Given instruction
Count up the lines in the following listing that hold the word "маточного", then give only that count.

--------------------

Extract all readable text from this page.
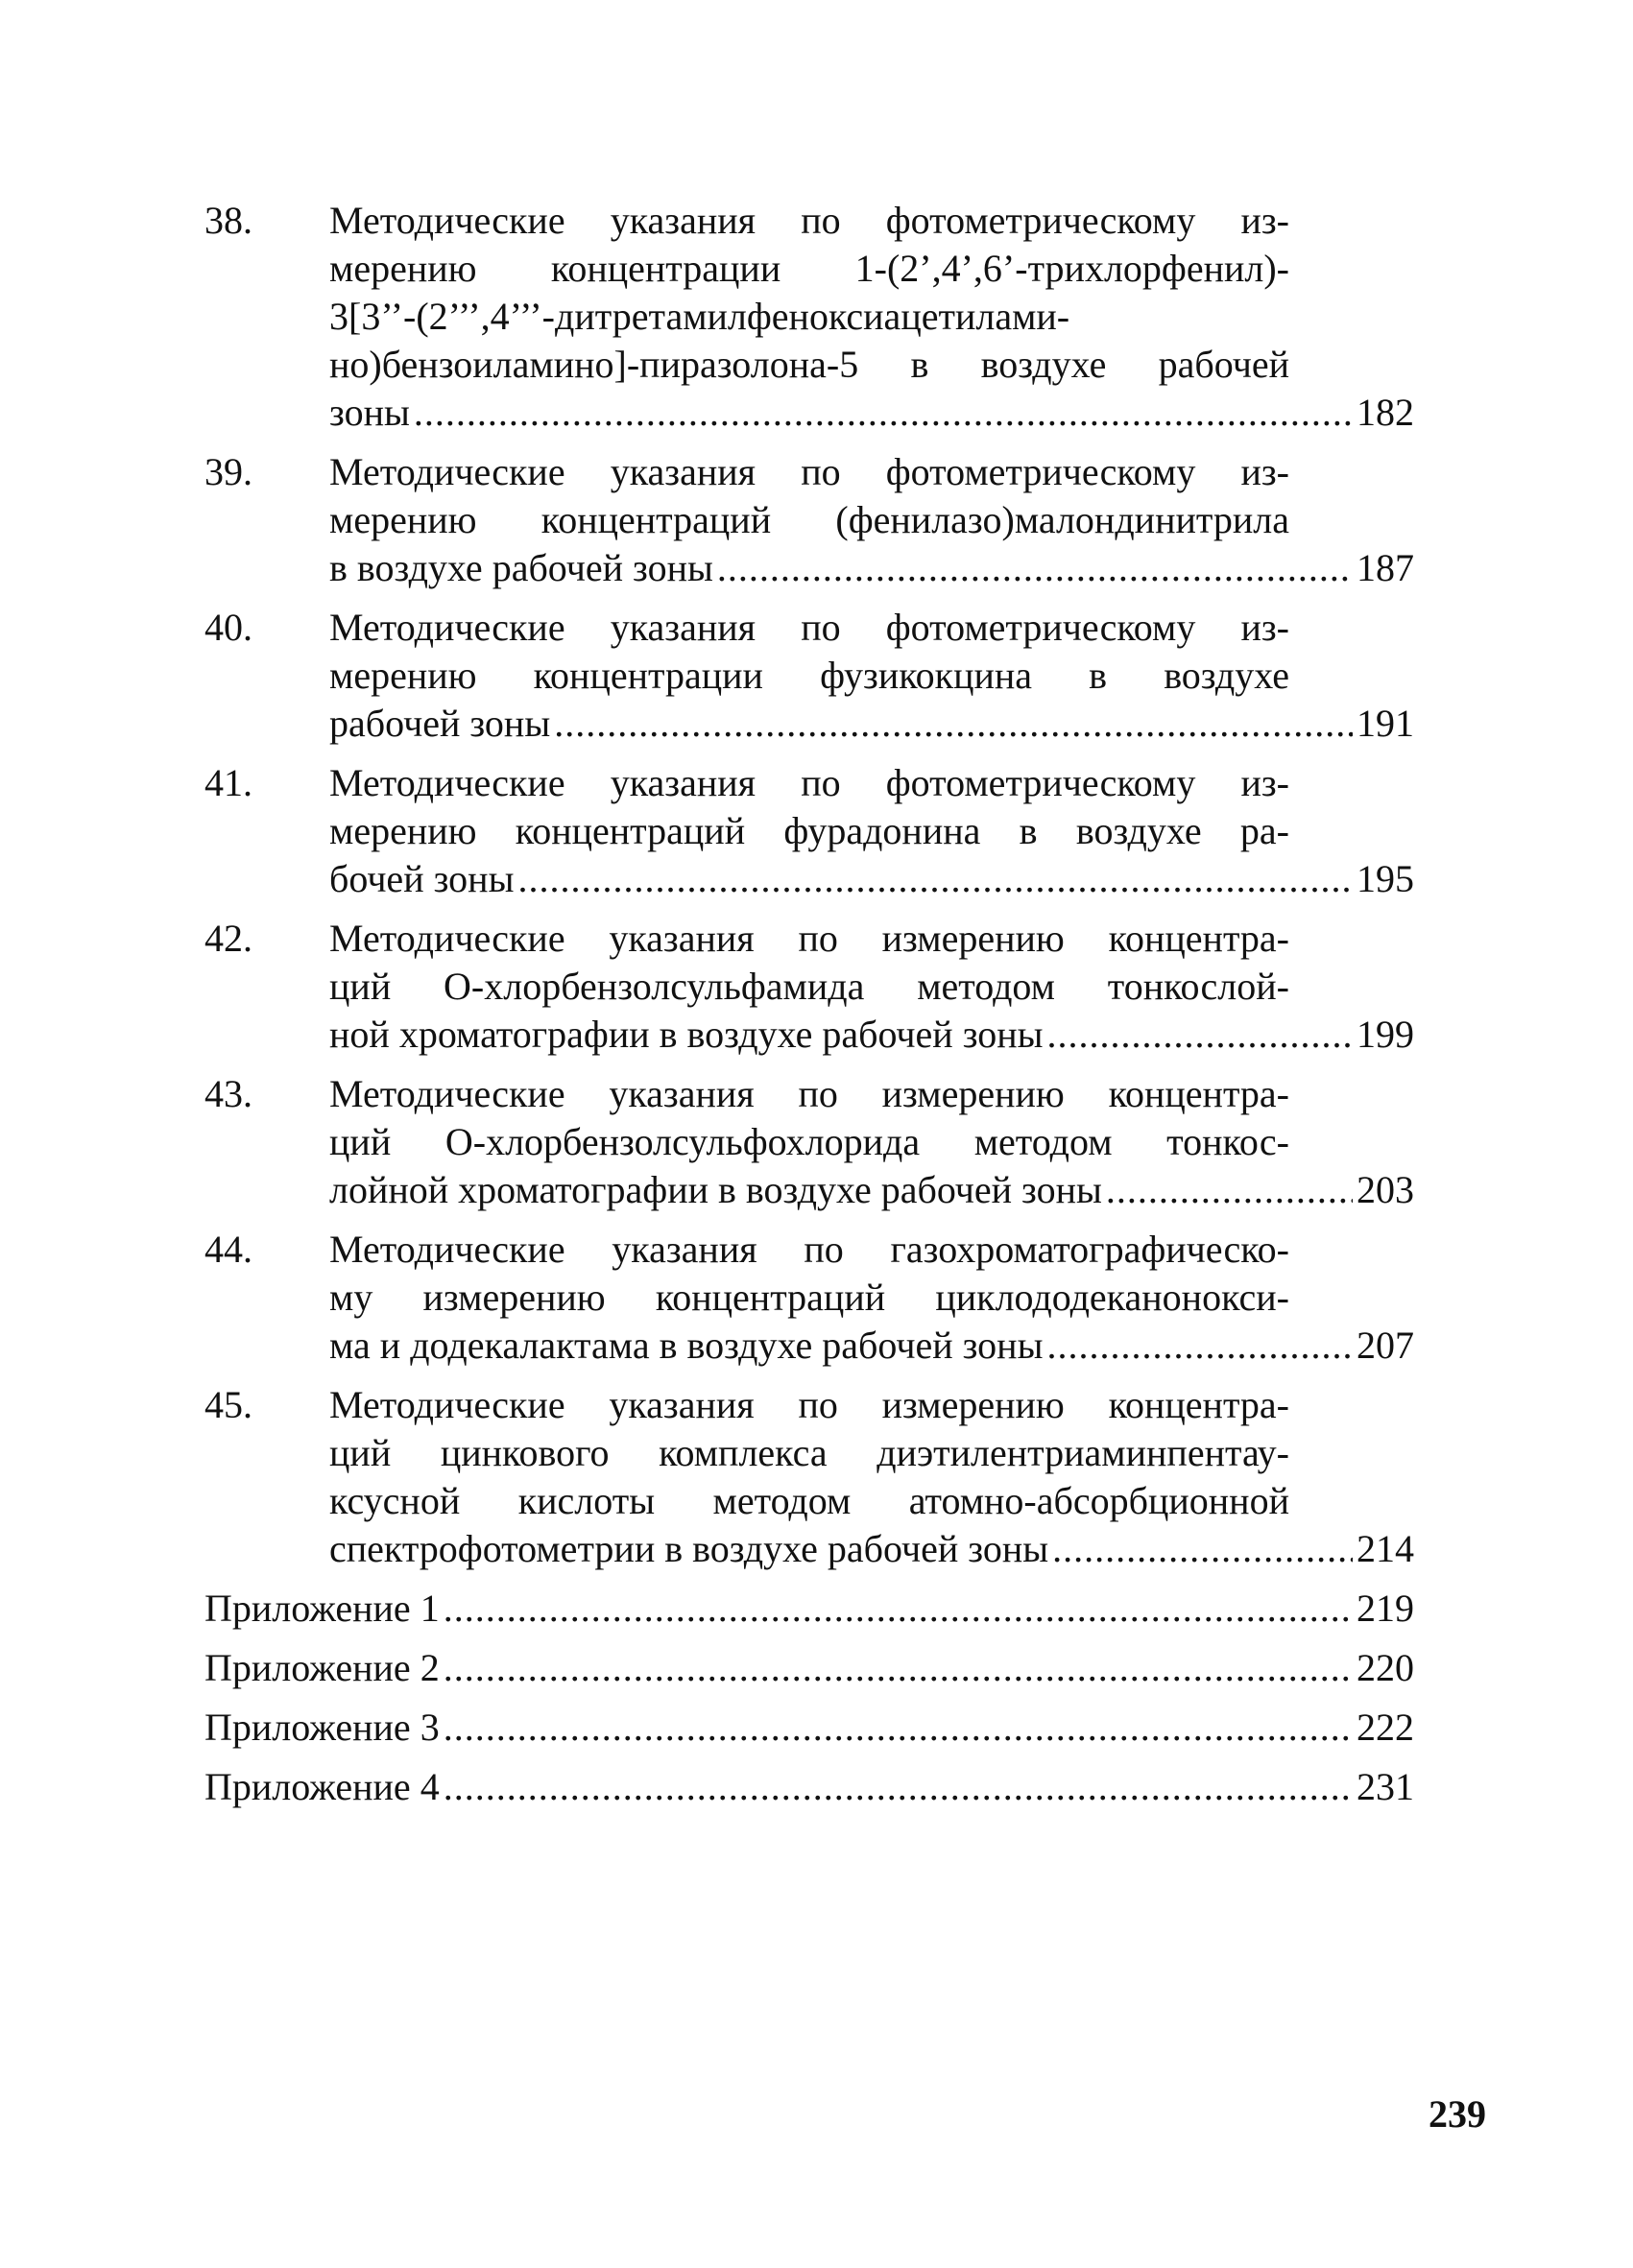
38.	Методические указания по фотометрическому из-
мерению концентрации 1-(2’,4’,6’-трихлорфенил)-
3[3’’-(2’’’,4’’’-дитретамилфеноксиацетилами-
но)бензоиламино]-пиразолона-5 в воздухе рабочей
зоны .....	182
39.	Методические указания по фотометрическому из-
мерению концентраций (фенилазо)малондинитрила
в воздухе рабочей зоны .....	187
40.	Методические указания по фотометрическому из-
мерению концентрации фузикокцина в воздухе
рабочей зоны .....	191
41.	Методические указания по фотометрическому из-
мерению концентраций фурадонина в воздухе ра-
бочей зоны .....	195
42.	Методические указания по измерению концентра-
ций О-хлорбензолсульфамида методом тонкослой-
ной хроматографии в воздухе рабочей зоны .....	199
43.	Методические указания по измерению концентра-
ций О-хлорбензолсульфохлорида методом тонкос-
лойной хроматографии в воздухе рабочей зоны .....	203
44.	Методические указания по газохроматографическо-
му измерению концентраций циклододеканонокси-
ма и додекалактама в воздухе рабочей зоны .....	207
45.	Методические указания по измерению концентра-
ций цинкового комплекса диэтилентриаминпентау-
ксусной кислоты методом атомно-абсорбционной
спектрофотометрии в воздухе рабочей зоны .....	214
Приложение 1 .....	219
Приложение 2 .....	220
Приложение 3 .....	222
Приложение 4 .....	231
239
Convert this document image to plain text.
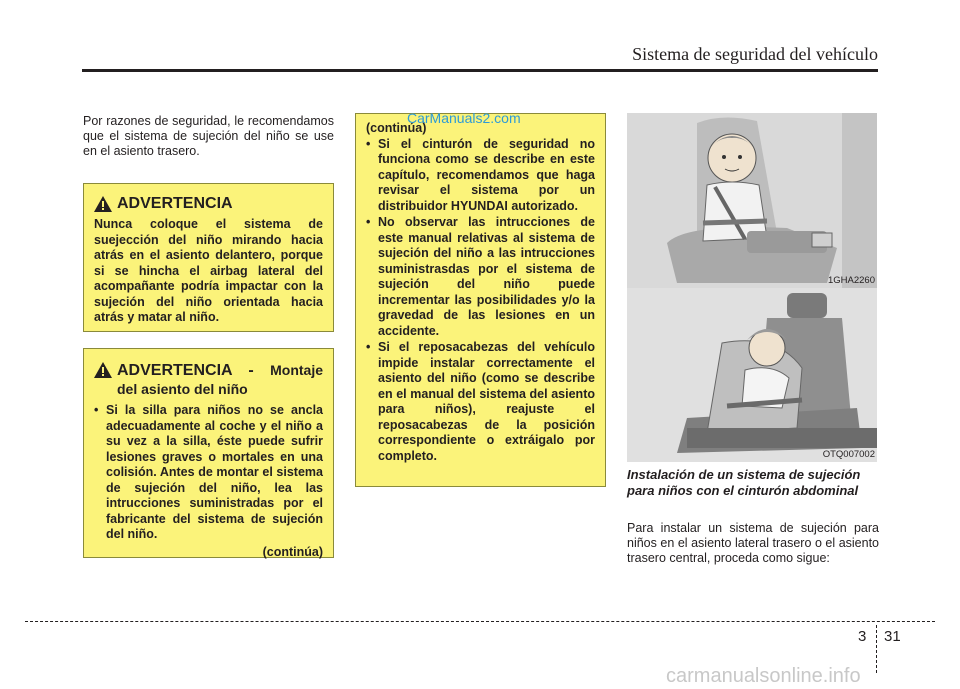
Sistema de seguridad del vehículo
Por razones de seguridad, le recomendamos que el sistema de sujeción del niño se use en el asiento trasero.
ADVERTENCIA
Nunca coloque el sistema de suejección del niño mirando hacia atrás en el asiento delantero, porque si se hincha el airbag lateral del acompañante podría impactar con la sujeción del niño orientada hacia atrás y matar al niño.
ADVERTENCIA - Montaje del asiento del niño
• Si la silla para niños no se ancla adecuadamente al coche y el niño a su vez a la silla, éste puede sufrir lesiones graves o mortales en una colisión. Antes de montar el sistema de sujeción del niño, lea las intrucciones suministradas por el fabricante del sistema de sujeción del niño.
(continúa)
(continúa)
• Si el cinturón de seguridad no funciona como se describe en este capítulo, recomendamos que haga revisar el sistema por un distribuidor HYUNDAI autorizado.
• No observar las intrucciones de este manual relativas al sistema de sujeción del niño a las intrucciones suministrasdas por el sistema de sujeción del niño puede incrementar las posibilidades y/o la gravedad de las lesiones en un accidente.
• Si el reposacabezas del vehículo impide instalar correctamente el asiento del niño (como se describe en el manual del sistema del asiento para niños), reajuste el reposacabezas de la posición correspondiente o extráigalo por completo.
1GHA2260
OTQ007002
Instalación de un sistema de sujeción para niños con el cinturón abdominal
Para instalar un sistema de sujeción para niños en el asiento lateral trasero o el asiento trasero central, proceda como sigue:
3 31
CarManuals2.com
carmanualsonline.info
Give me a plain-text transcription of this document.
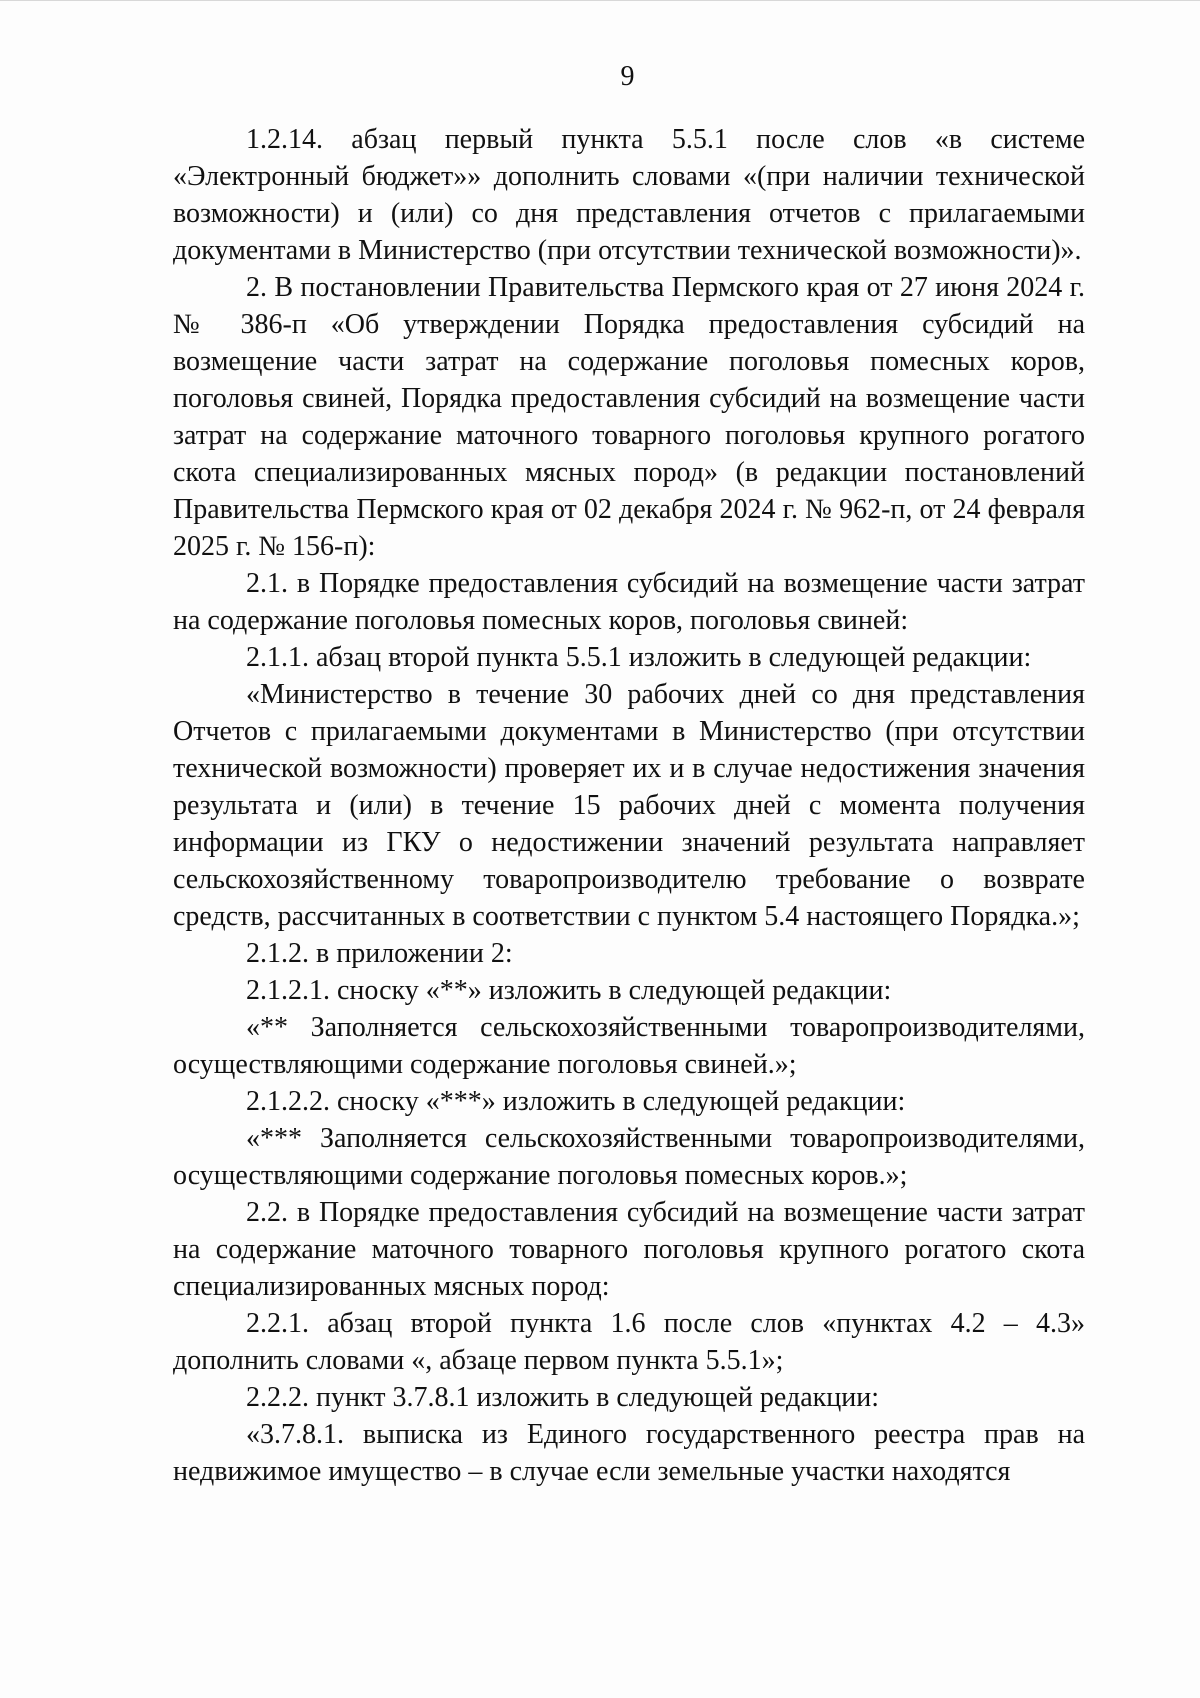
9

1.2.14. абзац первый пункта 5.5.1 после слов «в системе «Электронный бюджет»» дополнить словами «(при наличии технической возможности) и (или) со дня представления отчетов с прилагаемыми документами в Министерство (при отсутствии технической возможности)».

2. В постановлении Правительства Пермского края от 27 июня 2024 г. № 386-п «Об утверждении Порядка предоставления субсидий на возмещение части затрат на содержание поголовья помесных коров, поголовья свиней, Порядка предоставления субсидий на возмещение части затрат на содержание маточного товарного поголовья крупного рогатого скота специализированных мясных пород» (в редакции постановлений Правительства Пермского края от 02 декабря 2024 г. № 962-п, от 24 февраля 2025 г. № 156-п):

2.1. в Порядке предоставления субсидий на возмещение части затрат на содержание поголовья помесных коров, поголовья свиней:

2.1.1. абзац второй пункта 5.5.1 изложить в следующей редакции:

«Министерство в течение 30 рабочих дней со дня представления Отчетов с прилагаемыми документами в Министерство (при отсутствии технической возможности) проверяет их и в случае недостижения значения результата и (или) в течение 15 рабочих дней с момента получения информации из ГКУ о недостижении значений результата направляет сельскохозяйственному товаропроизводителю требование о возврате средств, рассчитанных в соответствии с пунктом 5.4 настоящего Порядка.»;

2.1.2. в приложении 2:

2.1.2.1. сноску «**» изложить в следующей редакции:

«** Заполняется сельскохозяйственными товаропроизводителями, осуществляющими содержание поголовья свиней.»;

2.1.2.2. сноску «***» изложить в следующей редакции:

«*** Заполняется сельскохозяйственными товаропроизводителями, осуществляющими содержание поголовья помесных коров.»;

2.2. в Порядке предоставления субсидий на возмещение части затрат на содержание маточного товарного поголовья крупного рогатого скота специализированных мясных пород:

2.2.1. абзац второй пункта 1.6 после слов «пунктах 4.2 – 4.3» дополнить словами «, абзаце первом пункта 5.5.1»;

2.2.2. пункт 3.7.8.1 изложить в следующей редакции:

«3.7.8.1. выписка из Единого государственного реестра прав на недвижимое имущество – в случае если земельные участки находятся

--------------------

Finished exercise
2